- _Given request_: Filter the entries that follow, copying every line in which the word "SCORES" appears.

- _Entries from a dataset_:
— begin —
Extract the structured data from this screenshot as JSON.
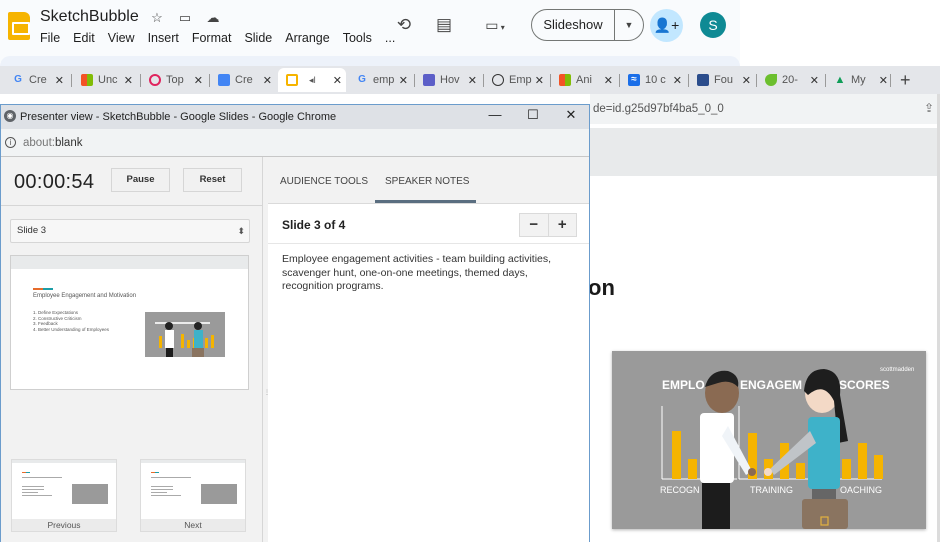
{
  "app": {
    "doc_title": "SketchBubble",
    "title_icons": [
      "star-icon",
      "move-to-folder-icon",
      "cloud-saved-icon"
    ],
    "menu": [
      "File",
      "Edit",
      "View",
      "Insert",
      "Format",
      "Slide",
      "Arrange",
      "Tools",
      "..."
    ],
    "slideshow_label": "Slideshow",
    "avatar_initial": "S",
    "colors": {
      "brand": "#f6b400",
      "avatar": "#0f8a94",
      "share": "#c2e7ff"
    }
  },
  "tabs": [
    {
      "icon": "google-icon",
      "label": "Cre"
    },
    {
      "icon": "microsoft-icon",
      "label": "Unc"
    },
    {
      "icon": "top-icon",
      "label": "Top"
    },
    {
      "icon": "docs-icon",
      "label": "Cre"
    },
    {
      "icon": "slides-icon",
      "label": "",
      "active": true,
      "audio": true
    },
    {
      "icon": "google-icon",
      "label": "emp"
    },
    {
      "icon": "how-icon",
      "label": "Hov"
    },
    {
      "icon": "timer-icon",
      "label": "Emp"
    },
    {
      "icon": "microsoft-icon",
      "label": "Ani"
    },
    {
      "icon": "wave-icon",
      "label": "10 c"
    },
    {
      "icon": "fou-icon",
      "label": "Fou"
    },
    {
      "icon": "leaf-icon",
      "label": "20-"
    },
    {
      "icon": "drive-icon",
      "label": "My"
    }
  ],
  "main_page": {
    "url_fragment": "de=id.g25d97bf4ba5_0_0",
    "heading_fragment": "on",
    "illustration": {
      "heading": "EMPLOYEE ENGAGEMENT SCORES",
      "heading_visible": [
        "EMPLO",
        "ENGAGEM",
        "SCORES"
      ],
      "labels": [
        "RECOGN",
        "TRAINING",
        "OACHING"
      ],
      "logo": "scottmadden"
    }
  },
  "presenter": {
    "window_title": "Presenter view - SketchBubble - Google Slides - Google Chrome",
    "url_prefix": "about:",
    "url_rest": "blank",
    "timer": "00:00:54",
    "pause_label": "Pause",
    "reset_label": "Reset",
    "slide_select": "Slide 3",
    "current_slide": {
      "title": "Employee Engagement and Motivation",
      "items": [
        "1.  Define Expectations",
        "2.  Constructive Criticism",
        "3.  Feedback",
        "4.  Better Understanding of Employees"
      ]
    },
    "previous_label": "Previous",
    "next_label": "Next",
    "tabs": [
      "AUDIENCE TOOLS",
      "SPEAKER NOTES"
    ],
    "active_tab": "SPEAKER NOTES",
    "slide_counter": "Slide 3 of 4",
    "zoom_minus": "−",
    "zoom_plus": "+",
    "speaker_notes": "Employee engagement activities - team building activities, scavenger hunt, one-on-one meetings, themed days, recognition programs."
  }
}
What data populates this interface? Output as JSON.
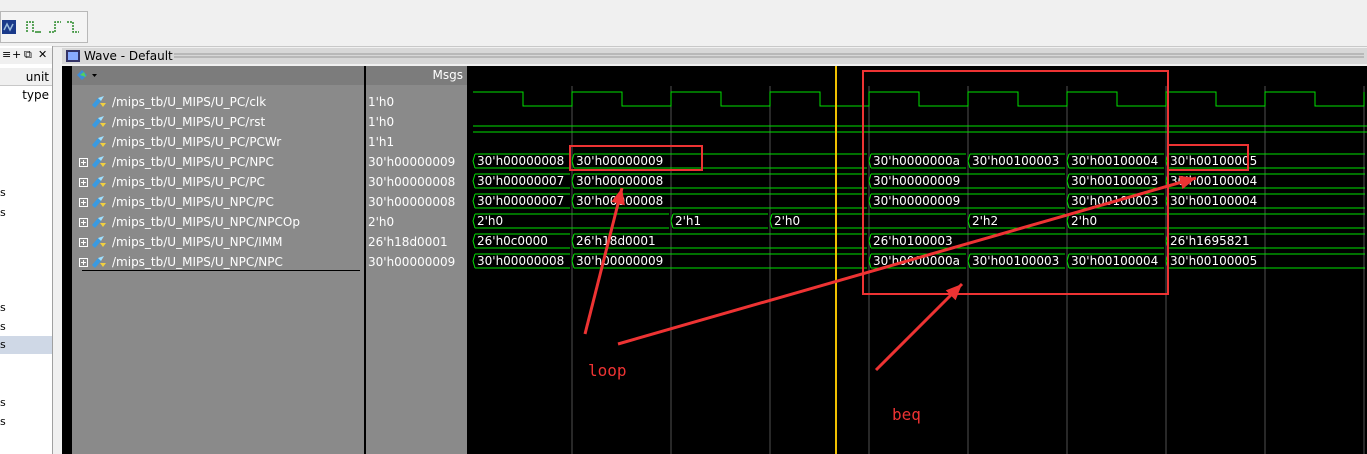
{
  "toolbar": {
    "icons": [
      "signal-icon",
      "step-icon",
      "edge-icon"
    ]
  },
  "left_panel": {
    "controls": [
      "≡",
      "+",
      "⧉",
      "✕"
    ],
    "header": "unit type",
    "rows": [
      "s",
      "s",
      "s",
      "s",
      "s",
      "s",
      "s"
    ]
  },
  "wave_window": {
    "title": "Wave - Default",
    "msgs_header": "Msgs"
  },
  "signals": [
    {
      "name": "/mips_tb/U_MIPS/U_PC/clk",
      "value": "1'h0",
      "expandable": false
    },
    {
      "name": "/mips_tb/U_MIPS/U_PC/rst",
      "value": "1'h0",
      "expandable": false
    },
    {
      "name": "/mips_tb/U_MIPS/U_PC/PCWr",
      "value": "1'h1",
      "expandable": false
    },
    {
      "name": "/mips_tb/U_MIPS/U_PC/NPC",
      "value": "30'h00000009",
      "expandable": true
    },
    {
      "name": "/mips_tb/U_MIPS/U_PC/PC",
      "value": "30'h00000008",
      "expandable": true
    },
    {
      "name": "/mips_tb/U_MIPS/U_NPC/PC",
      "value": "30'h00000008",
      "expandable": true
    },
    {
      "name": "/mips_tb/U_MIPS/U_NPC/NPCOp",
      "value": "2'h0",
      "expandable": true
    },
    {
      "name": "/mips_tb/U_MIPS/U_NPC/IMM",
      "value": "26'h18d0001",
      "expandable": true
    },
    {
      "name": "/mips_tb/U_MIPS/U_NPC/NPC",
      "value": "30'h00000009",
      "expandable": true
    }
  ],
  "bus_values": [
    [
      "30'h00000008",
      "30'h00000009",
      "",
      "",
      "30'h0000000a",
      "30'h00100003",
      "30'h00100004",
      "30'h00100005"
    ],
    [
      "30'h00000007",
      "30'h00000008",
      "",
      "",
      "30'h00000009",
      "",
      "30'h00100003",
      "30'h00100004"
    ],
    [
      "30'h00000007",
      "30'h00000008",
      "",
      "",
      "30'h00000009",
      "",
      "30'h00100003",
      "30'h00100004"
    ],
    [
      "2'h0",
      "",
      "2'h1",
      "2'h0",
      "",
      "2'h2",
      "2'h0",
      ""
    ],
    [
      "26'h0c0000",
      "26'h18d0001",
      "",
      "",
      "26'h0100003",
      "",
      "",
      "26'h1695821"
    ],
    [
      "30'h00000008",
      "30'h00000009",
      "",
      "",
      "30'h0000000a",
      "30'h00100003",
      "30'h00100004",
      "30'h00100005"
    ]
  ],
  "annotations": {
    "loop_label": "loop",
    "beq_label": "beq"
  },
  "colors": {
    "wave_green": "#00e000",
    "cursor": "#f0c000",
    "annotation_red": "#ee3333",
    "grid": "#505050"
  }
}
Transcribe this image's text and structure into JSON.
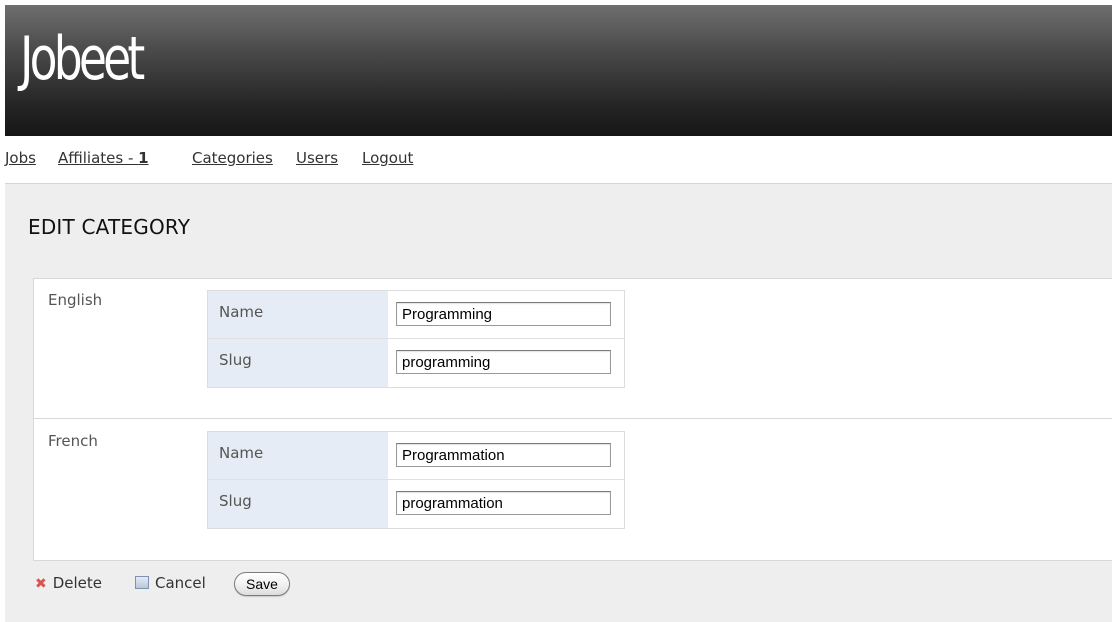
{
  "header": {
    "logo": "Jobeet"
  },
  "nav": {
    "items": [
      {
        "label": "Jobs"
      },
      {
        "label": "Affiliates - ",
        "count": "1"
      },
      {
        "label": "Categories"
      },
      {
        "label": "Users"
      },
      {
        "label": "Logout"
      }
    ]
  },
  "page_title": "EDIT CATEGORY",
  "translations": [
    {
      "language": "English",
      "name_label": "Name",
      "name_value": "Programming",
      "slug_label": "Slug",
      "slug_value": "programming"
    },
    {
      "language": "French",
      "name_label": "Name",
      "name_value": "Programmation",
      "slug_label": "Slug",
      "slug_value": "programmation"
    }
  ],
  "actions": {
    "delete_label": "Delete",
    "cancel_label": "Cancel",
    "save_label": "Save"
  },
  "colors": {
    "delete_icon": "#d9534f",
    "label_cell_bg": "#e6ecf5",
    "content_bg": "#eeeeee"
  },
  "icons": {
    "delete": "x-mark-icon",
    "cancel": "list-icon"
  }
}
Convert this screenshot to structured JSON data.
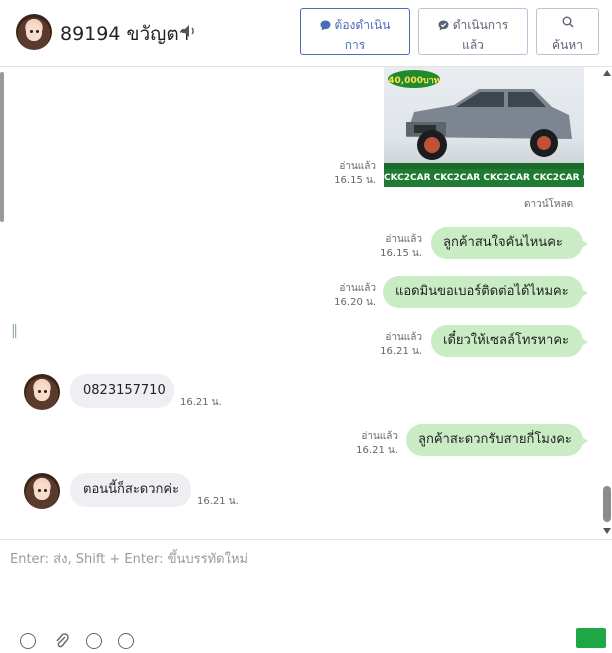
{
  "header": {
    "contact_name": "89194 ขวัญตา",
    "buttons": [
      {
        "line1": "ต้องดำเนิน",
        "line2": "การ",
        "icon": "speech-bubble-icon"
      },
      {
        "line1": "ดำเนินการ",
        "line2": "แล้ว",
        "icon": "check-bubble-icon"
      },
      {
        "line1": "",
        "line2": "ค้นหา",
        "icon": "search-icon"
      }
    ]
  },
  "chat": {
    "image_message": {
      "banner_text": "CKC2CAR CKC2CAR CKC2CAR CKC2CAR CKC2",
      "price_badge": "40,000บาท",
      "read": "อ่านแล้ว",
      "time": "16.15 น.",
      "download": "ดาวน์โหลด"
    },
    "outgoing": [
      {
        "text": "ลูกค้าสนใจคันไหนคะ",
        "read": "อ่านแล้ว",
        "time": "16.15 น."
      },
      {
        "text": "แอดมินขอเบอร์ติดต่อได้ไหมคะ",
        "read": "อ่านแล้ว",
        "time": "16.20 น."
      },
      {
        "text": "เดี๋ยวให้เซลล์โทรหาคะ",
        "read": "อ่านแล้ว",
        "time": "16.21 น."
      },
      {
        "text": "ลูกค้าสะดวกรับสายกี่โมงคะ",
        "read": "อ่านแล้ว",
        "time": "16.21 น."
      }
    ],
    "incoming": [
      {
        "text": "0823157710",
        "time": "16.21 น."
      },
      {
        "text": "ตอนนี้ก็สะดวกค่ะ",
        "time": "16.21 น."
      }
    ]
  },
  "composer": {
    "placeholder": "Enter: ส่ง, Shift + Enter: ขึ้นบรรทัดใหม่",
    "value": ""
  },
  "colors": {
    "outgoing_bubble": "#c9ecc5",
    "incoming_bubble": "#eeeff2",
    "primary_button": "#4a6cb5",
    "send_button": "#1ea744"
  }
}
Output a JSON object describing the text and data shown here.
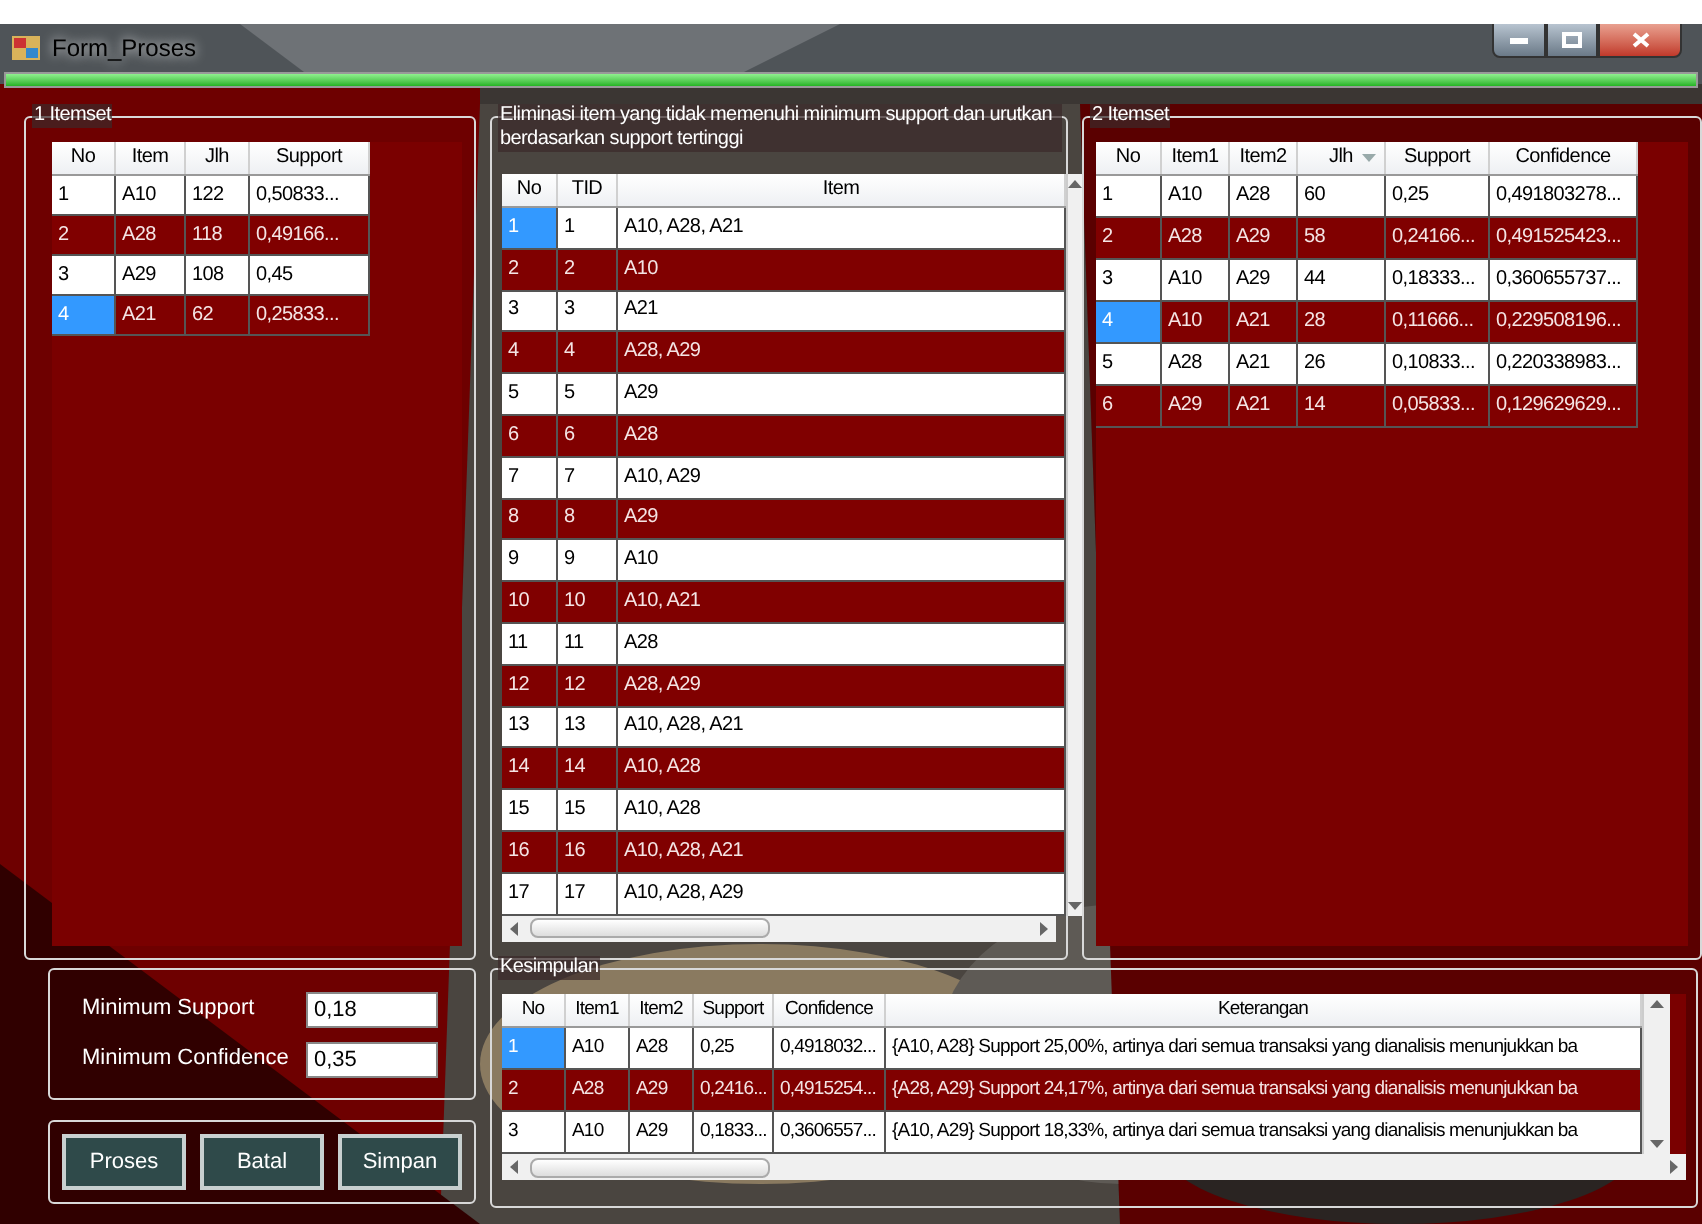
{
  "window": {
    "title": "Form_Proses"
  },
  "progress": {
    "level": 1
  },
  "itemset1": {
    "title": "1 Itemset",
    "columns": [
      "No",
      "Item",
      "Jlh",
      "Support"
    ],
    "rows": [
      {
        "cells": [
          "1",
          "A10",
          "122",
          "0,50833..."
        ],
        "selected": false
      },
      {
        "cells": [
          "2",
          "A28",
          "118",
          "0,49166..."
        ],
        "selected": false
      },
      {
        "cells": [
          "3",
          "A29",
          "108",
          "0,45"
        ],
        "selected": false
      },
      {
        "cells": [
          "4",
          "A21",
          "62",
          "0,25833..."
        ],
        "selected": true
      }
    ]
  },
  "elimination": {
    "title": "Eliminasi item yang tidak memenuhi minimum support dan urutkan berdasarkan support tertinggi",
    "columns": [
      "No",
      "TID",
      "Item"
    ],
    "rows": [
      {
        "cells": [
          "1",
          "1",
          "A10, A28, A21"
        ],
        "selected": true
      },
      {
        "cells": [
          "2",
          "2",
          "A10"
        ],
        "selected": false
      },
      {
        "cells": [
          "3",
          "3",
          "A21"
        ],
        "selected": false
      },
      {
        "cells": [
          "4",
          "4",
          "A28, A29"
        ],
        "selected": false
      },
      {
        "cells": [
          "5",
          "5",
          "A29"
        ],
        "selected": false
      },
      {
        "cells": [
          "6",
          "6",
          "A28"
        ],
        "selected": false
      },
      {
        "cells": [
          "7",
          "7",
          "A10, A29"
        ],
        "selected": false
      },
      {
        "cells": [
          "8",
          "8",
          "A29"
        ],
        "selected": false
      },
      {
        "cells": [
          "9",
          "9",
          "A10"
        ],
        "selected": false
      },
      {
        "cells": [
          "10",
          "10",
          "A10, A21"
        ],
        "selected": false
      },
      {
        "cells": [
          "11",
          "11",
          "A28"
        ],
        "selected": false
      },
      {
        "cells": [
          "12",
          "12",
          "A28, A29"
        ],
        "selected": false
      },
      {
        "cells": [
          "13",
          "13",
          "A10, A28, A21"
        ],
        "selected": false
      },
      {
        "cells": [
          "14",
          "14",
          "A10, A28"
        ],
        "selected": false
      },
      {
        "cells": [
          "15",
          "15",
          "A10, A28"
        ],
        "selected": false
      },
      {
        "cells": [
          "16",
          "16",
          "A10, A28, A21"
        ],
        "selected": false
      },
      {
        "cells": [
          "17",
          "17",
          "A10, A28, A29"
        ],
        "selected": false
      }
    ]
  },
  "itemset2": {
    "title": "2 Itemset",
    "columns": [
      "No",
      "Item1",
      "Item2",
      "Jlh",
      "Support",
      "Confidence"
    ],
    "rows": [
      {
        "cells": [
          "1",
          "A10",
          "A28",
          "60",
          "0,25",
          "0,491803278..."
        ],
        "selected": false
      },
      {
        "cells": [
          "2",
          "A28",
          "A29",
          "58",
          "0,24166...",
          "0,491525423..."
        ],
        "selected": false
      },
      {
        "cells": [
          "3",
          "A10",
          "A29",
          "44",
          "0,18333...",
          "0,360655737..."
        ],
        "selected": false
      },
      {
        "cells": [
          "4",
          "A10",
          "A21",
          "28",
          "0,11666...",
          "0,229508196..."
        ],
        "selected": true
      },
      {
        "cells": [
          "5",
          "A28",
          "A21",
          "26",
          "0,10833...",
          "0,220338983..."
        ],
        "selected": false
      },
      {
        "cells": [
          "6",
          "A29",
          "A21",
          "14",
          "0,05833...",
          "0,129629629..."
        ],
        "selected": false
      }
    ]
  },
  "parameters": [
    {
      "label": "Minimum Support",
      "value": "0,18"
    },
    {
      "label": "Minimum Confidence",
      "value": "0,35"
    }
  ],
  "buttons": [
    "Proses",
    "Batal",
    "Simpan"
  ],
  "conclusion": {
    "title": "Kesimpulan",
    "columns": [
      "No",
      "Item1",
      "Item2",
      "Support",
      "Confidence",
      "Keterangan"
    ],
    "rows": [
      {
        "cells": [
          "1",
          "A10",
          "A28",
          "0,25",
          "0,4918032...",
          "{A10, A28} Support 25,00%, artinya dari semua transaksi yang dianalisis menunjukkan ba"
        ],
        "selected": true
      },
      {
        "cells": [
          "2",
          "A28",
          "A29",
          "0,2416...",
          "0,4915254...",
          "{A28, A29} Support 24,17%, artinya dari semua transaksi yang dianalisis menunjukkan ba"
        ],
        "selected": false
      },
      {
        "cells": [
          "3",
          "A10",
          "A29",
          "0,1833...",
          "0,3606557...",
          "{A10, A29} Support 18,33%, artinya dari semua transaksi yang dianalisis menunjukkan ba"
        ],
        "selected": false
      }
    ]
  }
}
— end —
- _Response_:
      "heading": "EMPLOYEE ENGAGEMENT SCORES",
        "SCORES"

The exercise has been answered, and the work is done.